■ **Stored rows**
* Start *
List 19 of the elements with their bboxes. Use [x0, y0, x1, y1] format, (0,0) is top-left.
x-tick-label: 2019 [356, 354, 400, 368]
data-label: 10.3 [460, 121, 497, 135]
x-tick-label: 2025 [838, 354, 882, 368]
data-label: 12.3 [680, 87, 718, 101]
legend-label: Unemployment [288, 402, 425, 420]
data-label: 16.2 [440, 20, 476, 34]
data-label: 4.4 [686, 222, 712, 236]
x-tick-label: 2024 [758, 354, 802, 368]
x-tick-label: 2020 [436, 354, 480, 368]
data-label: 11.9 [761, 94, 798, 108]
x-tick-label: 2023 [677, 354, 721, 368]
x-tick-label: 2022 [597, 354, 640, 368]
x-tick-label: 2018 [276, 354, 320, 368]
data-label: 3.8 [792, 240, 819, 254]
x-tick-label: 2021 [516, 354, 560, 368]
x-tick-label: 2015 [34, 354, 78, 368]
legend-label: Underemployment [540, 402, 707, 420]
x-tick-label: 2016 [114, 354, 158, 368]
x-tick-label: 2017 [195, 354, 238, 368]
* End *
* Start *
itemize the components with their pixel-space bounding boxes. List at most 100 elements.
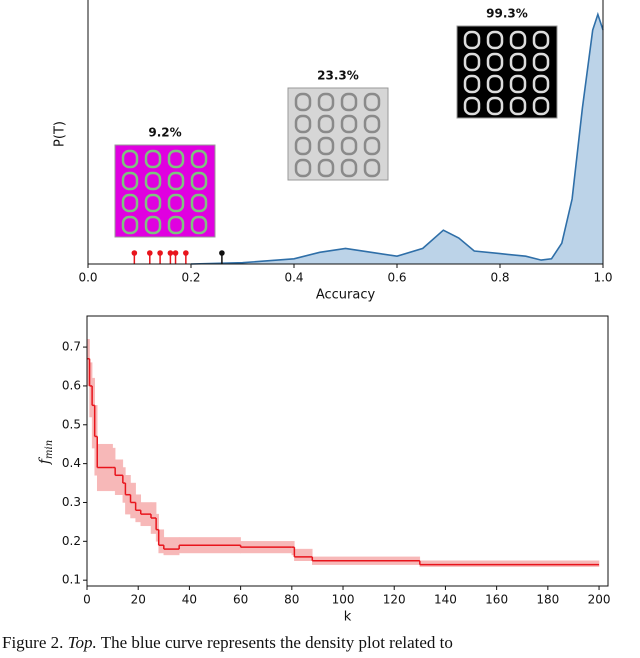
* End *
■ **What the task requires**
Copy out everything from the line containing "List 19 of the" down to the line containing "x-tick-label: 2017 [195, 354, 238, 368]", exactly as it stands in the entries above, with both of those lines included.

■ **Answer to this task**
List 19 of the elements with their bboxes. Use [x0, y0, x1, y1] format, (0,0) is top-left.
x-tick-label: 2019 [356, 354, 400, 368]
data-label: 10.3 [460, 121, 497, 135]
x-tick-label: 2025 [838, 354, 882, 368]
data-label: 12.3 [680, 87, 718, 101]
legend-label: Unemployment [288, 402, 425, 420]
data-label: 16.2 [440, 20, 476, 34]
data-label: 4.4 [686, 222, 712, 236]
x-tick-label: 2024 [758, 354, 802, 368]
x-tick-label: 2020 [436, 354, 480, 368]
data-label: 11.9 [761, 94, 798, 108]
x-tick-label: 2023 [677, 354, 721, 368]
x-tick-label: 2022 [597, 354, 640, 368]
x-tick-label: 2018 [276, 354, 320, 368]
data-label: 3.8 [792, 240, 819, 254]
x-tick-label: 2021 [516, 354, 560, 368]
x-tick-label: 2015 [34, 354, 78, 368]
legend-label: Underemployment [540, 402, 707, 420]
x-tick-label: 2016 [114, 354, 158, 368]
x-tick-label: 2017 [195, 354, 238, 368]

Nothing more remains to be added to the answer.